TASK TO COMPLETE: From the records, pick out and copy each line containing "this".

□ □ □ □ □

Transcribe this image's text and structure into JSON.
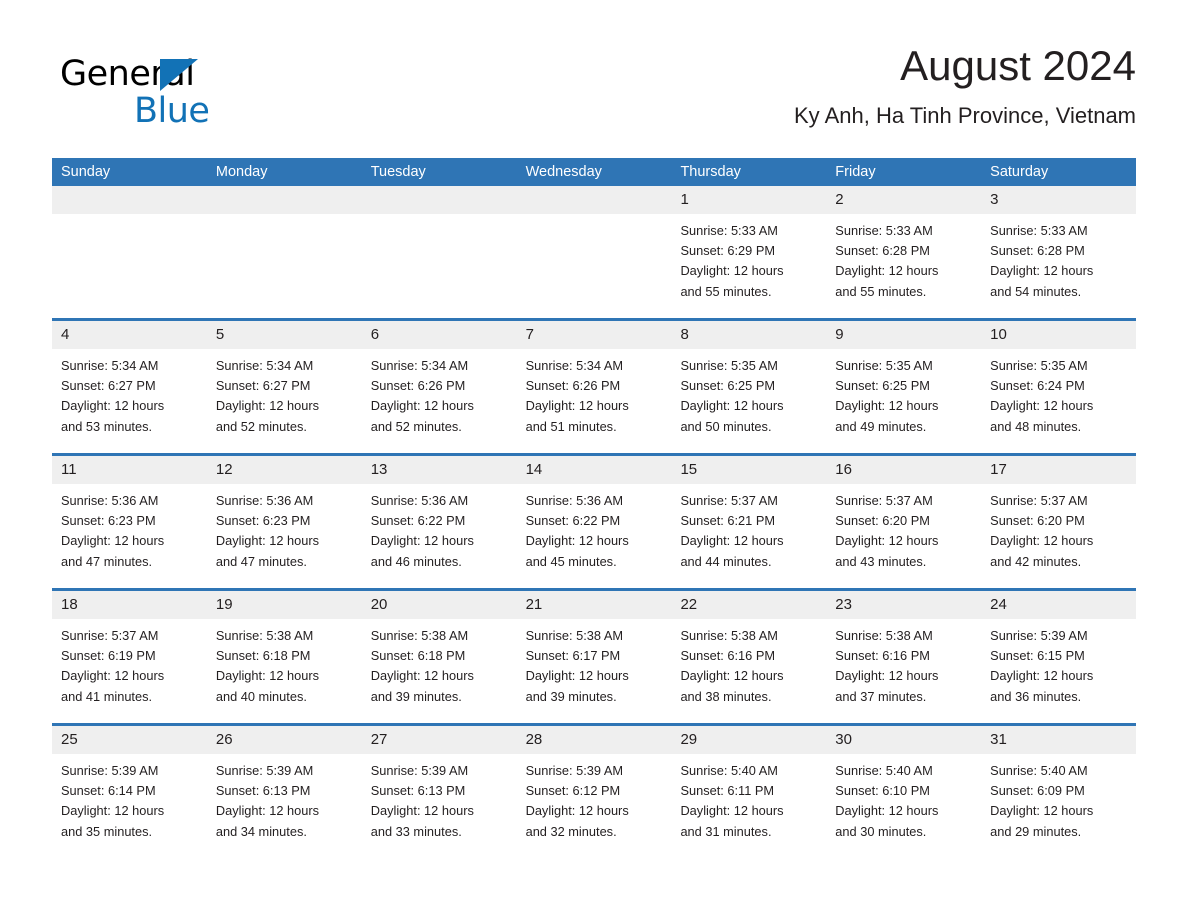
{
  "brand": {
    "name_part1": "General",
    "name_part2": "Blue",
    "accent_color": "#1272b6"
  },
  "header": {
    "title": "August 2024",
    "subtitle": "Ky Anh, Ha Tinh Province, Vietnam",
    "header_bg_color": "#2f75b5",
    "day_band_color": "#efefef"
  },
  "weekdays": [
    "Sunday",
    "Monday",
    "Tuesday",
    "Wednesday",
    "Thursday",
    "Friday",
    "Saturday"
  ],
  "weeks": [
    [
      {
        "date": "",
        "sunrise": "",
        "sunset": "",
        "daylight_line1": "",
        "daylight_line2": ""
      },
      {
        "date": "",
        "sunrise": "",
        "sunset": "",
        "daylight_line1": "",
        "daylight_line2": ""
      },
      {
        "date": "",
        "sunrise": "",
        "sunset": "",
        "daylight_line1": "",
        "daylight_line2": ""
      },
      {
        "date": "",
        "sunrise": "",
        "sunset": "",
        "daylight_line1": "",
        "daylight_line2": ""
      },
      {
        "date": "1",
        "sunrise": "Sunrise: 5:33 AM",
        "sunset": "Sunset: 6:29 PM",
        "daylight_line1": "Daylight: 12 hours",
        "daylight_line2": "and 55 minutes."
      },
      {
        "date": "2",
        "sunrise": "Sunrise: 5:33 AM",
        "sunset": "Sunset: 6:28 PM",
        "daylight_line1": "Daylight: 12 hours",
        "daylight_line2": "and 55 minutes."
      },
      {
        "date": "3",
        "sunrise": "Sunrise: 5:33 AM",
        "sunset": "Sunset: 6:28 PM",
        "daylight_line1": "Daylight: 12 hours",
        "daylight_line2": "and 54 minutes."
      }
    ],
    [
      {
        "date": "4",
        "sunrise": "Sunrise: 5:34 AM",
        "sunset": "Sunset: 6:27 PM",
        "daylight_line1": "Daylight: 12 hours",
        "daylight_line2": "and 53 minutes."
      },
      {
        "date": "5",
        "sunrise": "Sunrise: 5:34 AM",
        "sunset": "Sunset: 6:27 PM",
        "daylight_line1": "Daylight: 12 hours",
        "daylight_line2": "and 52 minutes."
      },
      {
        "date": "6",
        "sunrise": "Sunrise: 5:34 AM",
        "sunset": "Sunset: 6:26 PM",
        "daylight_line1": "Daylight: 12 hours",
        "daylight_line2": "and 52 minutes."
      },
      {
        "date": "7",
        "sunrise": "Sunrise: 5:34 AM",
        "sunset": "Sunset: 6:26 PM",
        "daylight_line1": "Daylight: 12 hours",
        "daylight_line2": "and 51 minutes."
      },
      {
        "date": "8",
        "sunrise": "Sunrise: 5:35 AM",
        "sunset": "Sunset: 6:25 PM",
        "daylight_line1": "Daylight: 12 hours",
        "daylight_line2": "and 50 minutes."
      },
      {
        "date": "9",
        "sunrise": "Sunrise: 5:35 AM",
        "sunset": "Sunset: 6:25 PM",
        "daylight_line1": "Daylight: 12 hours",
        "daylight_line2": "and 49 minutes."
      },
      {
        "date": "10",
        "sunrise": "Sunrise: 5:35 AM",
        "sunset": "Sunset: 6:24 PM",
        "daylight_line1": "Daylight: 12 hours",
        "daylight_line2": "and 48 minutes."
      }
    ],
    [
      {
        "date": "11",
        "sunrise": "Sunrise: 5:36 AM",
        "sunset": "Sunset: 6:23 PM",
        "daylight_line1": "Daylight: 12 hours",
        "daylight_line2": "and 47 minutes."
      },
      {
        "date": "12",
        "sunrise": "Sunrise: 5:36 AM",
        "sunset": "Sunset: 6:23 PM",
        "daylight_line1": "Daylight: 12 hours",
        "daylight_line2": "and 47 minutes."
      },
      {
        "date": "13",
        "sunrise": "Sunrise: 5:36 AM",
        "sunset": "Sunset: 6:22 PM",
        "daylight_line1": "Daylight: 12 hours",
        "daylight_line2": "and 46 minutes."
      },
      {
        "date": "14",
        "sunrise": "Sunrise: 5:36 AM",
        "sunset": "Sunset: 6:22 PM",
        "daylight_line1": "Daylight: 12 hours",
        "daylight_line2": "and 45 minutes."
      },
      {
        "date": "15",
        "sunrise": "Sunrise: 5:37 AM",
        "sunset": "Sunset: 6:21 PM",
        "daylight_line1": "Daylight: 12 hours",
        "daylight_line2": "and 44 minutes."
      },
      {
        "date": "16",
        "sunrise": "Sunrise: 5:37 AM",
        "sunset": "Sunset: 6:20 PM",
        "daylight_line1": "Daylight: 12 hours",
        "daylight_line2": "and 43 minutes."
      },
      {
        "date": "17",
        "sunrise": "Sunrise: 5:37 AM",
        "sunset": "Sunset: 6:20 PM",
        "daylight_line1": "Daylight: 12 hours",
        "daylight_line2": "and 42 minutes."
      }
    ],
    [
      {
        "date": "18",
        "sunrise": "Sunrise: 5:37 AM",
        "sunset": "Sunset: 6:19 PM",
        "daylight_line1": "Daylight: 12 hours",
        "daylight_line2": "and 41 minutes."
      },
      {
        "date": "19",
        "sunrise": "Sunrise: 5:38 AM",
        "sunset": "Sunset: 6:18 PM",
        "daylight_line1": "Daylight: 12 hours",
        "daylight_line2": "and 40 minutes."
      },
      {
        "date": "20",
        "sunrise": "Sunrise: 5:38 AM",
        "sunset": "Sunset: 6:18 PM",
        "daylight_line1": "Daylight: 12 hours",
        "daylight_line2": "and 39 minutes."
      },
      {
        "date": "21",
        "sunrise": "Sunrise: 5:38 AM",
        "sunset": "Sunset: 6:17 PM",
        "daylight_line1": "Daylight: 12 hours",
        "daylight_line2": "and 39 minutes."
      },
      {
        "date": "22",
        "sunrise": "Sunrise: 5:38 AM",
        "sunset": "Sunset: 6:16 PM",
        "daylight_line1": "Daylight: 12 hours",
        "daylight_line2": "and 38 minutes."
      },
      {
        "date": "23",
        "sunrise": "Sunrise: 5:38 AM",
        "sunset": "Sunset: 6:16 PM",
        "daylight_line1": "Daylight: 12 hours",
        "daylight_line2": "and 37 minutes."
      },
      {
        "date": "24",
        "sunrise": "Sunrise: 5:39 AM",
        "sunset": "Sunset: 6:15 PM",
        "daylight_line1": "Daylight: 12 hours",
        "daylight_line2": "and 36 minutes."
      }
    ],
    [
      {
        "date": "25",
        "sunrise": "Sunrise: 5:39 AM",
        "sunset": "Sunset: 6:14 PM",
        "daylight_line1": "Daylight: 12 hours",
        "daylight_line2": "and 35 minutes."
      },
      {
        "date": "26",
        "sunrise": "Sunrise: 5:39 AM",
        "sunset": "Sunset: 6:13 PM",
        "daylight_line1": "Daylight: 12 hours",
        "daylight_line2": "and 34 minutes."
      },
      {
        "date": "27",
        "sunrise": "Sunrise: 5:39 AM",
        "sunset": "Sunset: 6:13 PM",
        "daylight_line1": "Daylight: 12 hours",
        "daylight_line2": "and 33 minutes."
      },
      {
        "date": "28",
        "sunrise": "Sunrise: 5:39 AM",
        "sunset": "Sunset: 6:12 PM",
        "daylight_line1": "Daylight: 12 hours",
        "daylight_line2": "and 32 minutes."
      },
      {
        "date": "29",
        "sunrise": "Sunrise: 5:40 AM",
        "sunset": "Sunset: 6:11 PM",
        "daylight_line1": "Daylight: 12 hours",
        "daylight_line2": "and 31 minutes."
      },
      {
        "date": "30",
        "sunrise": "Sunrise: 5:40 AM",
        "sunset": "Sunset: 6:10 PM",
        "daylight_line1": "Daylight: 12 hours",
        "daylight_line2": "and 30 minutes."
      },
      {
        "date": "31",
        "sunrise": "Sunrise: 5:40 AM",
        "sunset": "Sunset: 6:09 PM",
        "daylight_line1": "Daylight: 12 hours",
        "daylight_line2": "and 29 minutes."
      }
    ]
  ]
}
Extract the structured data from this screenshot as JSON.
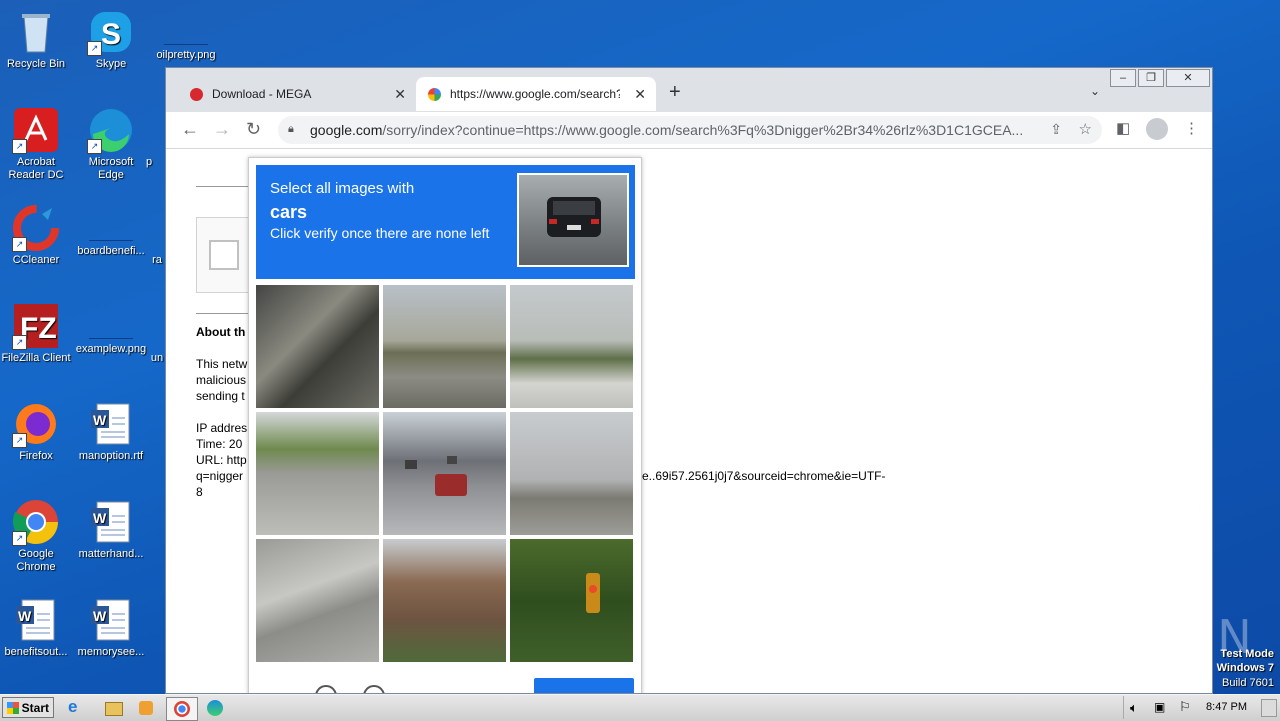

□ □ □ □ □

COMPLETE OUTPUT:
Transcribe this image's text and structure into JSON.
Extract the structured data from this screenshot as JSON.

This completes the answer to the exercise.